> **THE EXERCISE**: Can the data below be set down again exactly, line for line?

[start of RAW DATA]

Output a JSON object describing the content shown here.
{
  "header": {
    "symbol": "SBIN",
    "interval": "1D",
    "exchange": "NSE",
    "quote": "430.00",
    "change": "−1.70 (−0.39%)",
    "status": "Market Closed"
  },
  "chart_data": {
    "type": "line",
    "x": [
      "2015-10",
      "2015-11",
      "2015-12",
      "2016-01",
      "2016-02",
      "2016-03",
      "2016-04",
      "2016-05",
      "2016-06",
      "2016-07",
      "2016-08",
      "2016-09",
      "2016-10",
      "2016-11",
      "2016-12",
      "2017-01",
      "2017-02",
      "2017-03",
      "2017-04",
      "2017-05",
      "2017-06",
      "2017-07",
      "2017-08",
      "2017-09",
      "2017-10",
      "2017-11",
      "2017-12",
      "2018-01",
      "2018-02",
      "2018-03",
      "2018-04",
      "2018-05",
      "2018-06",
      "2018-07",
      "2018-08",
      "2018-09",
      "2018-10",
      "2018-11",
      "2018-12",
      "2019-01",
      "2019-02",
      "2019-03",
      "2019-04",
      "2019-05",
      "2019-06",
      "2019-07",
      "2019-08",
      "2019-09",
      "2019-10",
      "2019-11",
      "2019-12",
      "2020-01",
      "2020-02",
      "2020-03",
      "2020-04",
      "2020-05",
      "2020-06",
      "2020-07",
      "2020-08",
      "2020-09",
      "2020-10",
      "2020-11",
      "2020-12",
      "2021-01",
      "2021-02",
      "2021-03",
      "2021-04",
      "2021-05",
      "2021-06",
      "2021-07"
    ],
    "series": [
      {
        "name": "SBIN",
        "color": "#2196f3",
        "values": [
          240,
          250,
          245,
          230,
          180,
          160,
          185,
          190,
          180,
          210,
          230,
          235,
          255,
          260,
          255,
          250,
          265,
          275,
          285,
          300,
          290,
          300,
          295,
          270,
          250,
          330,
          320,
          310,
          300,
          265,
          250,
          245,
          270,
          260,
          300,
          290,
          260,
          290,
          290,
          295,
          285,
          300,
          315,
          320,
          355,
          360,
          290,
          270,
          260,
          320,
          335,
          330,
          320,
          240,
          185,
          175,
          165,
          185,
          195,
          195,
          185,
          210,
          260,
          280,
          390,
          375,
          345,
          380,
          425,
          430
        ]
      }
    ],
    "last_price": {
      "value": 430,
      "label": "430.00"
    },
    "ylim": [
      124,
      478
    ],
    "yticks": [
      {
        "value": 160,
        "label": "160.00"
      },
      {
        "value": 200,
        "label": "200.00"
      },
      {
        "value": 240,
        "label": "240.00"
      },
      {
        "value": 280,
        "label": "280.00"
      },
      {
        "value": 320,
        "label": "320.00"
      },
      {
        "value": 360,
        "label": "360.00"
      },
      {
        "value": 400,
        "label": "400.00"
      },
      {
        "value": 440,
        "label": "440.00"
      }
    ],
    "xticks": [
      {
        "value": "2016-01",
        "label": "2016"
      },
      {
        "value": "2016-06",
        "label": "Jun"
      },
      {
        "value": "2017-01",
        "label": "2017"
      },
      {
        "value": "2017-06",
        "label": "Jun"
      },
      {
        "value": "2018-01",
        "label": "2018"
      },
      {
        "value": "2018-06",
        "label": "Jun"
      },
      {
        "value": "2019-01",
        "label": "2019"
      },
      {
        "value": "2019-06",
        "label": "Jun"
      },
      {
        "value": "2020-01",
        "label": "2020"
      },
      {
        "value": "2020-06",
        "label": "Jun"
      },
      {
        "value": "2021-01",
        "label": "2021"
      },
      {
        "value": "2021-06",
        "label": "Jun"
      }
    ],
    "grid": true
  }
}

[end of RAW DATA]

> **FULL RESPONSE**:
Output a JSON object describing the content shown here.
{
  "header": {
    "symbol": "SBIN",
    "interval": "1D",
    "exchange": "NSE",
    "quote": "430.00",
    "change": "−1.70 (−0.39%)",
    "status": "Market Closed"
  },
  "chart_data": {
    "type": "line",
    "x": [
      "2015-10",
      "2015-11",
      "2015-12",
      "2016-01",
      "2016-02",
      "2016-03",
      "2016-04",
      "2016-05",
      "2016-06",
      "2016-07",
      "2016-08",
      "2016-09",
      "2016-10",
      "2016-11",
      "2016-12",
      "2017-01",
      "2017-02",
      "2017-03",
      "2017-04",
      "2017-05",
      "2017-06",
      "2017-07",
      "2017-08",
      "2017-09",
      "2017-10",
      "2017-11",
      "2017-12",
      "2018-01",
      "2018-02",
      "2018-03",
      "2018-04",
      "2018-05",
      "2018-06",
      "2018-07",
      "2018-08",
      "2018-09",
      "2018-10",
      "2018-11",
      "2018-12",
      "2019-01",
      "2019-02",
      "2019-03",
      "2019-04",
      "2019-05",
      "2019-06",
      "2019-07",
      "2019-08",
      "2019-09",
      "2019-10",
      "2019-11",
      "2019-12",
      "2020-01",
      "2020-02",
      "2020-03",
      "2020-04",
      "2020-05",
      "2020-06",
      "2020-07",
      "2020-08",
      "2020-09",
      "2020-10",
      "2020-11",
      "2020-12",
      "2021-01",
      "2021-02",
      "2021-03",
      "2021-04",
      "2021-05",
      "2021-06",
      "2021-07"
    ],
    "series": [
      {
        "name": "SBIN",
        "color": "#2196f3",
        "values": [
          240,
          250,
          245,
          230,
          180,
          160,
          185,
          190,
          180,
          210,
          230,
          235,
          255,
          260,
          255,
          250,
          265,
          275,
          285,
          300,
          290,
          300,
          295,
          270,
          250,
          330,
          320,
          310,
          300,
          265,
          250,
          245,
          270,
          260,
          300,
          290,
          260,
          290,
          290,
          295,
          285,
          300,
          315,
          320,
          355,
          360,
          290,
          270,
          260,
          320,
          335,
          330,
          320,
          240,
          185,
          175,
          165,
          185,
          195,
          195,
          185,
          210,
          260,
          280,
          390,
          375,
          345,
          380,
          425,
          430
        ]
      }
    ],
    "last_price": {
      "value": 430,
      "label": "430.00"
    },
    "ylim": [
      124,
      478
    ],
    "yticks": [
      {
        "value": 160,
        "label": "160.00"
      },
      {
        "value": 200,
        "label": "200.00"
      },
      {
        "value": 240,
        "label": "240.00"
      },
      {
        "value": 280,
        "label": "280.00"
      },
      {
        "value": 320,
        "label": "320.00"
      },
      {
        "value": 360,
        "label": "360.00"
      },
      {
        "value": 400,
        "label": "400.00"
      },
      {
        "value": 440,
        "label": "440.00"
      }
    ],
    "xticks": [
      {
        "value": "2016-01",
        "label": "2016"
      },
      {
        "value": "2016-06",
        "label": "Jun"
      },
      {
        "value": "2017-01",
        "label": "2017"
      },
      {
        "value": "2017-06",
        "label": "Jun"
      },
      {
        "value": "2018-01",
        "label": "2018"
      },
      {
        "value": "2018-06",
        "label": "Jun"
      },
      {
        "value": "2019-01",
        "label": "2019"
      },
      {
        "value": "2019-06",
        "label": "Jun"
      },
      {
        "value": "2020-01",
        "label": "2020"
      },
      {
        "value": "2020-06",
        "label": "Jun"
      },
      {
        "value": "2021-01",
        "label": "2021"
      },
      {
        "value": "2021-06",
        "label": "Jun"
      }
    ],
    "grid": true
  }
}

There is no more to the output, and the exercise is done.